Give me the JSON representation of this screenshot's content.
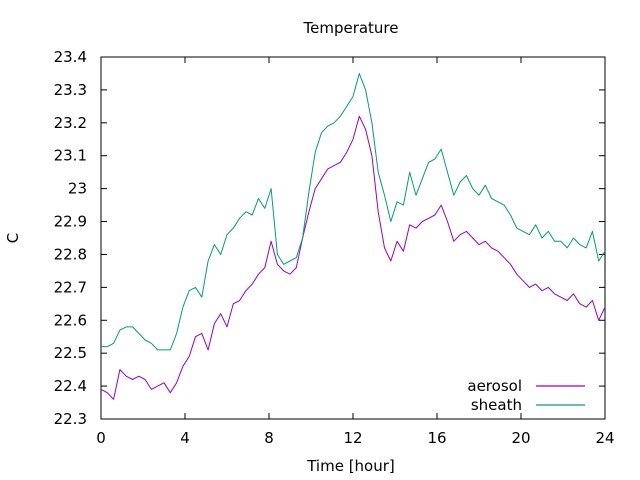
{
  "chart_data": {
    "type": "line",
    "title": "Temperature",
    "xlabel": "Time [hour]",
    "ylabel": "C",
    "xlim": [
      0,
      24
    ],
    "ylim": [
      22.3,
      23.4
    ],
    "xticks": [
      0,
      4,
      8,
      12,
      16,
      20,
      24
    ],
    "yticks": [
      22.3,
      22.4,
      22.5,
      22.6,
      22.7,
      22.8,
      22.9,
      23.0,
      23.1,
      23.2,
      23.3,
      23.4
    ],
    "xtick_labels": [
      "0",
      "4",
      "8",
      "12",
      "16",
      "20",
      "24"
    ],
    "ytick_labels": [
      "22.3",
      "22.4",
      "22.5",
      "22.6",
      "22.7",
      "22.8",
      "22.9",
      "23",
      "23.1",
      "23.2",
      "23.3",
      "23.4"
    ],
    "grid": false,
    "legend_position": "bottom-right",
    "series": [
      {
        "name": "aerosol",
        "color": "#9400d3",
        "x": [
          0,
          0.3,
          0.6,
          0.9,
          1.2,
          1.5,
          1.8,
          2.1,
          2.4,
          2.7,
          3.0,
          3.3,
          3.6,
          3.9,
          4.2,
          4.5,
          4.8,
          5.1,
          5.4,
          5.7,
          6.0,
          6.3,
          6.6,
          6.9,
          7.2,
          7.5,
          7.8,
          8.1,
          8.4,
          8.7,
          9.0,
          9.3,
          9.6,
          9.9,
          10.2,
          10.5,
          10.8,
          11.1,
          11.4,
          11.7,
          12.0,
          12.3,
          12.6,
          12.9,
          13.2,
          13.5,
          13.8,
          14.1,
          14.4,
          14.7,
          15.0,
          15.3,
          15.6,
          15.9,
          16.2,
          16.5,
          16.8,
          17.1,
          17.4,
          17.7,
          18.0,
          18.3,
          18.6,
          18.9,
          19.2,
          19.5,
          19.8,
          20.1,
          20.4,
          20.7,
          21.0,
          21.3,
          21.6,
          21.9,
          22.2,
          22.5,
          22.8,
          23.1,
          23.4,
          23.7,
          24.0
        ],
        "y": [
          22.39,
          22.38,
          22.36,
          22.45,
          22.43,
          22.42,
          22.43,
          22.42,
          22.39,
          22.4,
          22.41,
          22.38,
          22.41,
          22.46,
          22.49,
          22.55,
          22.56,
          22.51,
          22.59,
          22.62,
          22.58,
          22.65,
          22.66,
          22.69,
          22.71,
          22.74,
          22.76,
          22.84,
          22.77,
          22.75,
          22.74,
          22.76,
          22.85,
          22.93,
          23.0,
          23.03,
          23.06,
          23.07,
          23.08,
          23.11,
          23.15,
          23.22,
          23.18,
          23.1,
          22.93,
          22.82,
          22.78,
          22.84,
          22.81,
          22.89,
          22.88,
          22.9,
          22.91,
          22.92,
          22.95,
          22.9,
          22.84,
          22.86,
          22.87,
          22.85,
          22.83,
          22.84,
          22.82,
          22.81,
          22.79,
          22.77,
          22.74,
          22.72,
          22.7,
          22.71,
          22.69,
          22.7,
          22.68,
          22.67,
          22.66,
          22.68,
          22.65,
          22.64,
          22.66,
          22.6,
          22.64
        ]
      },
      {
        "name": "sheath",
        "color": "#009e73",
        "x": [
          0,
          0.3,
          0.6,
          0.9,
          1.2,
          1.5,
          1.8,
          2.1,
          2.4,
          2.7,
          3.0,
          3.3,
          3.6,
          3.9,
          4.2,
          4.5,
          4.8,
          5.1,
          5.4,
          5.7,
          6.0,
          6.3,
          6.6,
          6.9,
          7.2,
          7.5,
          7.8,
          8.1,
          8.4,
          8.7,
          9.0,
          9.3,
          9.6,
          9.9,
          10.2,
          10.5,
          10.8,
          11.1,
          11.4,
          11.7,
          12.0,
          12.3,
          12.6,
          12.9,
          13.2,
          13.5,
          13.8,
          14.1,
          14.4,
          14.7,
          15.0,
          15.3,
          15.6,
          15.9,
          16.2,
          16.5,
          16.8,
          17.1,
          17.4,
          17.7,
          18.0,
          18.3,
          18.6,
          18.9,
          19.2,
          19.5,
          19.8,
          20.1,
          20.4,
          20.7,
          21.0,
          21.3,
          21.6,
          21.9,
          22.2,
          22.5,
          22.8,
          23.1,
          23.4,
          23.7,
          24.0
        ],
        "y": [
          22.52,
          22.52,
          22.53,
          22.57,
          22.58,
          22.58,
          22.56,
          22.54,
          22.53,
          22.51,
          22.51,
          22.51,
          22.56,
          22.64,
          22.69,
          22.7,
          22.67,
          22.78,
          22.83,
          22.8,
          22.86,
          22.88,
          22.91,
          22.93,
          22.92,
          22.97,
          22.94,
          23.0,
          22.8,
          22.77,
          22.78,
          22.79,
          22.85,
          22.99,
          23.11,
          23.17,
          23.19,
          23.2,
          23.22,
          23.25,
          23.28,
          23.35,
          23.3,
          23.2,
          23.05,
          22.98,
          22.9,
          22.96,
          22.95,
          23.05,
          22.98,
          23.03,
          23.08,
          23.09,
          23.12,
          23.05,
          22.98,
          23.02,
          23.04,
          23.0,
          22.98,
          23.01,
          22.97,
          22.96,
          22.95,
          22.92,
          22.88,
          22.87,
          22.86,
          22.89,
          22.85,
          22.87,
          22.84,
          22.84,
          22.82,
          22.85,
          22.83,
          22.82,
          22.87,
          22.78,
          22.81
        ]
      }
    ]
  }
}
· · · · · · ·
== SET PROBLEM ==
The records above must be printed exactly; the pictures stay out.

== SOLUTION TO THIS PROBLEM ==
Give me the JSON representation of this screenshot's content.
{
  "chart_data": {
    "type": "line",
    "title": "Temperature",
    "xlabel": "Time [hour]",
    "ylabel": "C",
    "xlim": [
      0,
      24
    ],
    "ylim": [
      22.3,
      23.4
    ],
    "xticks": [
      0,
      4,
      8,
      12,
      16,
      20,
      24
    ],
    "yticks": [
      22.3,
      22.4,
      22.5,
      22.6,
      22.7,
      22.8,
      22.9,
      23.0,
      23.1,
      23.2,
      23.3,
      23.4
    ],
    "xtick_labels": [
      "0",
      "4",
      "8",
      "12",
      "16",
      "20",
      "24"
    ],
    "ytick_labels": [
      "22.3",
      "22.4",
      "22.5",
      "22.6",
      "22.7",
      "22.8",
      "22.9",
      "23",
      "23.1",
      "23.2",
      "23.3",
      "23.4"
    ],
    "grid": false,
    "legend_position": "bottom-right",
    "series": [
      {
        "name": "aerosol",
        "color": "#9400d3",
        "x": [
          0,
          0.3,
          0.6,
          0.9,
          1.2,
          1.5,
          1.8,
          2.1,
          2.4,
          2.7,
          3.0,
          3.3,
          3.6,
          3.9,
          4.2,
          4.5,
          4.8,
          5.1,
          5.4,
          5.7,
          6.0,
          6.3,
          6.6,
          6.9,
          7.2,
          7.5,
          7.8,
          8.1,
          8.4,
          8.7,
          9.0,
          9.3,
          9.6,
          9.9,
          10.2,
          10.5,
          10.8,
          11.1,
          11.4,
          11.7,
          12.0,
          12.3,
          12.6,
          12.9,
          13.2,
          13.5,
          13.8,
          14.1,
          14.4,
          14.7,
          15.0,
          15.3,
          15.6,
          15.9,
          16.2,
          16.5,
          16.8,
          17.1,
          17.4,
          17.7,
          18.0,
          18.3,
          18.6,
          18.9,
          19.2,
          19.5,
          19.8,
          20.1,
          20.4,
          20.7,
          21.0,
          21.3,
          21.6,
          21.9,
          22.2,
          22.5,
          22.8,
          23.1,
          23.4,
          23.7,
          24.0
        ],
        "y": [
          22.39,
          22.38,
          22.36,
          22.45,
          22.43,
          22.42,
          22.43,
          22.42,
          22.39,
          22.4,
          22.41,
          22.38,
          22.41,
          22.46,
          22.49,
          22.55,
          22.56,
          22.51,
          22.59,
          22.62,
          22.58,
          22.65,
          22.66,
          22.69,
          22.71,
          22.74,
          22.76,
          22.84,
          22.77,
          22.75,
          22.74,
          22.76,
          22.85,
          22.93,
          23.0,
          23.03,
          23.06,
          23.07,
          23.08,
          23.11,
          23.15,
          23.22,
          23.18,
          23.1,
          22.93,
          22.82,
          22.78,
          22.84,
          22.81,
          22.89,
          22.88,
          22.9,
          22.91,
          22.92,
          22.95,
          22.9,
          22.84,
          22.86,
          22.87,
          22.85,
          22.83,
          22.84,
          22.82,
          22.81,
          22.79,
          22.77,
          22.74,
          22.72,
          22.7,
          22.71,
          22.69,
          22.7,
          22.68,
          22.67,
          22.66,
          22.68,
          22.65,
          22.64,
          22.66,
          22.6,
          22.64
        ]
      },
      {
        "name": "sheath",
        "color": "#009e73",
        "x": [
          0,
          0.3,
          0.6,
          0.9,
          1.2,
          1.5,
          1.8,
          2.1,
          2.4,
          2.7,
          3.0,
          3.3,
          3.6,
          3.9,
          4.2,
          4.5,
          4.8,
          5.1,
          5.4,
          5.7,
          6.0,
          6.3,
          6.6,
          6.9,
          7.2,
          7.5,
          7.8,
          8.1,
          8.4,
          8.7,
          9.0,
          9.3,
          9.6,
          9.9,
          10.2,
          10.5,
          10.8,
          11.1,
          11.4,
          11.7,
          12.0,
          12.3,
          12.6,
          12.9,
          13.2,
          13.5,
          13.8,
          14.1,
          14.4,
          14.7,
          15.0,
          15.3,
          15.6,
          15.9,
          16.2,
          16.5,
          16.8,
          17.1,
          17.4,
          17.7,
          18.0,
          18.3,
          18.6,
          18.9,
          19.2,
          19.5,
          19.8,
          20.1,
          20.4,
          20.7,
          21.0,
          21.3,
          21.6,
          21.9,
          22.2,
          22.5,
          22.8,
          23.1,
          23.4,
          23.7,
          24.0
        ],
        "y": [
          22.52,
          22.52,
          22.53,
          22.57,
          22.58,
          22.58,
          22.56,
          22.54,
          22.53,
          22.51,
          22.51,
          22.51,
          22.56,
          22.64,
          22.69,
          22.7,
          22.67,
          22.78,
          22.83,
          22.8,
          22.86,
          22.88,
          22.91,
          22.93,
          22.92,
          22.97,
          22.94,
          23.0,
          22.8,
          22.77,
          22.78,
          22.79,
          22.85,
          22.99,
          23.11,
          23.17,
          23.19,
          23.2,
          23.22,
          23.25,
          23.28,
          23.35,
          23.3,
          23.2,
          23.05,
          22.98,
          22.9,
          22.96,
          22.95,
          23.05,
          22.98,
          23.03,
          23.08,
          23.09,
          23.12,
          23.05,
          22.98,
          23.02,
          23.04,
          23.0,
          22.98,
          23.01,
          22.97,
          22.96,
          22.95,
          22.92,
          22.88,
          22.87,
          22.86,
          22.89,
          22.85,
          22.87,
          22.84,
          22.84,
          22.82,
          22.85,
          22.83,
          22.82,
          22.87,
          22.78,
          22.81
        ]
      }
    ]
  }
}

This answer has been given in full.